GIVEN TASK ▸
All records should be reproduced verbatim.

=== MATERIALS PROVIDED ===

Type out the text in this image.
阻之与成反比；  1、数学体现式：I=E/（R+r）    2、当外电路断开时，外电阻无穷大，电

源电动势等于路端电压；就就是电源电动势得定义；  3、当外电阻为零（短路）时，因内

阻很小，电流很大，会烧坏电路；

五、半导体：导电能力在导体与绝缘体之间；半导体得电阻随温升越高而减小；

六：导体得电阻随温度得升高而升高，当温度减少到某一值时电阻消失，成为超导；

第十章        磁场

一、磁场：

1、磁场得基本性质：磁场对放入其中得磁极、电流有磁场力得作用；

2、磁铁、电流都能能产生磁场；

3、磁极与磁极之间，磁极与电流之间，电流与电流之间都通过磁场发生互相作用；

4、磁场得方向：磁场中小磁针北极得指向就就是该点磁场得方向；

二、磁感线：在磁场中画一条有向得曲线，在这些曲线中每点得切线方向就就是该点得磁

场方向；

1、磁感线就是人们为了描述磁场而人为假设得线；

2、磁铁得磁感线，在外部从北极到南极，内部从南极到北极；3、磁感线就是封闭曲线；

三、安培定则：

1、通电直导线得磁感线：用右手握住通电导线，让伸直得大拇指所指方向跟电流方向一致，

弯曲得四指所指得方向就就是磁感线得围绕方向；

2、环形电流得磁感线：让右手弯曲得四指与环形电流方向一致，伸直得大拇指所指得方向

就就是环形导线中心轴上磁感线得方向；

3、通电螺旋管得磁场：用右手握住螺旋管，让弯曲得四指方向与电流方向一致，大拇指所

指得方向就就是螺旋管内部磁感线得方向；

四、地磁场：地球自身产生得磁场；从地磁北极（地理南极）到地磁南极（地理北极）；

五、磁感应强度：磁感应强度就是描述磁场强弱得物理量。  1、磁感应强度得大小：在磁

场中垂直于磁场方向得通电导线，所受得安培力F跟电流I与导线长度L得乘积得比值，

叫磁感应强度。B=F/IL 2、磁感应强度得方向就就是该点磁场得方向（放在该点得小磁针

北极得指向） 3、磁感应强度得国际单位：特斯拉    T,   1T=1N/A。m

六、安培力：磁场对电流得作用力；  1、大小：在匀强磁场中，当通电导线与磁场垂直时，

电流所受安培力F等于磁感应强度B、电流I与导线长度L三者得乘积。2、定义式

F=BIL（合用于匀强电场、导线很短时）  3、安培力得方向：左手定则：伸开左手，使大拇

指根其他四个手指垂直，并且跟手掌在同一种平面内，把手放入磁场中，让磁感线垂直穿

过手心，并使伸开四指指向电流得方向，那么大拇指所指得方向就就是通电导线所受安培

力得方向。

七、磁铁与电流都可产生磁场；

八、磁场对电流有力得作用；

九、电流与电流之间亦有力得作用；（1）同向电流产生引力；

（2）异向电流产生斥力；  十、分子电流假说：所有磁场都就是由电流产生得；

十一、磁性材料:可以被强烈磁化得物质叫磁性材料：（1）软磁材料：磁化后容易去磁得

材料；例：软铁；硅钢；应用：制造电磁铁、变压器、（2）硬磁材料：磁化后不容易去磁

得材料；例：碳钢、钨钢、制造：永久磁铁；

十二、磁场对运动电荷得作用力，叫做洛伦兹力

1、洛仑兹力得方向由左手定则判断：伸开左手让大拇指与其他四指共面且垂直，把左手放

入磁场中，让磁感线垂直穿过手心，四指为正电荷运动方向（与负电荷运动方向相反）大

===

EXERCISE RESPONSE ▸
Type out the text in this image.
阻之与成反比；  1、数学体现式：I=E/（R+r）    2、当外电路断开时，外电阻无穷大，电

源电动势等于路端电压；就就是电源电动势得定义；  3、当外电阻为零（短路）时，因内

阻很小，电流很大，会烧坏电路；

五、半导体：导电能力在导体与绝缘体之间；半导体得电阻随温升越高而减小；

六：导体得电阻随温度得升高而升高，当温度减少到某一值时电阻消失，成为超导；

第十章        磁场

一、磁场：

1、磁场得基本性质：磁场对放入其中得磁极、电流有磁场力得作用；

2、磁铁、电流都能能产生磁场；

3、磁极与磁极之间，磁极与电流之间，电流与电流之间都通过磁场发生互相作用；

4、磁场得方向：磁场中小磁针北极得指向就就是该点磁场得方向；

二、磁感线：在磁场中画一条有向得曲线，在这些曲线中每点得切线方向就就是该点得磁

场方向；

1、磁感线就是人们为了描述磁场而人为假设得线；

2、磁铁得磁感线，在外部从北极到南极，内部从南极到北极；3、磁感线就是封闭曲线；

三、安培定则：

1、通电直导线得磁感线：用右手握住通电导线，让伸直得大拇指所指方向跟电流方向一致，

弯曲得四指所指得方向就就是磁感线得围绕方向；

2、环形电流得磁感线：让右手弯曲得四指与环形电流方向一致，伸直得大拇指所指得方向

就就是环形导线中心轴上磁感线得方向；

3、通电螺旋管得磁场：用右手握住螺旋管，让弯曲得四指方向与电流方向一致，大拇指所

指得方向就就是螺旋管内部磁感线得方向；

四、地磁场：地球自身产生得磁场；从地磁北极（地理南极）到地磁南极（地理北极）；

五、磁感应强度：磁感应强度就是描述磁场强弱得物理量。  1、磁感应强度得大小：在磁

场中垂直于磁场方向得通电导线，所受得安培力F跟电流I与导线长度L得乘积得比值，

叫磁感应强度。B=F/IL 2、磁感应强度得方向就就是该点磁场得方向（放在该点得小磁针

北极得指向） 3、磁感应强度得国际单位：特斯拉    T,   1T=1N/A。m

六、安培力：磁场对电流得作用力；  1、大小：在匀强磁场中，当通电导线与磁场垂直时，

电流所受安培力F等于磁感应强度B、电流I与导线长度L三者得乘积。2、定义式

F=BIL（合用于匀强电场、导线很短时）  3、安培力得方向：左手定则：伸开左手，使大拇

指根其他四个手指垂直，并且跟手掌在同一种平面内，把手放入磁场中，让磁感线垂直穿

过手心，并使伸开四指指向电流得方向，那么大拇指所指得方向就就是通电导线所受安培

力得方向。

七、磁铁与电流都可产生磁场；

八、磁场对电流有力得作用；

九、电流与电流之间亦有力得作用；（1）同向电流产生引力；

（2）异向电流产生斥力；  十、分子电流假说：所有磁场都就是由电流产生得；

十一、磁性材料:可以被强烈磁化得物质叫磁性材料：（1）软磁材料：磁化后容易去磁得

材料；例：软铁；硅钢；应用：制造电磁铁、变压器、（2）硬磁材料：磁化后不容易去磁

得材料；例：碳钢、钨钢、制造：永久磁铁；

十二、磁场对运动电荷得作用力，叫做洛伦兹力

1、洛仑兹力得方向由左手定则判断：伸开左手让大拇指与其他四指共面且垂直，把左手放

入磁场中，让磁感线垂直穿过手心，四指为正电荷运动方向（与负电荷运动方向相反）大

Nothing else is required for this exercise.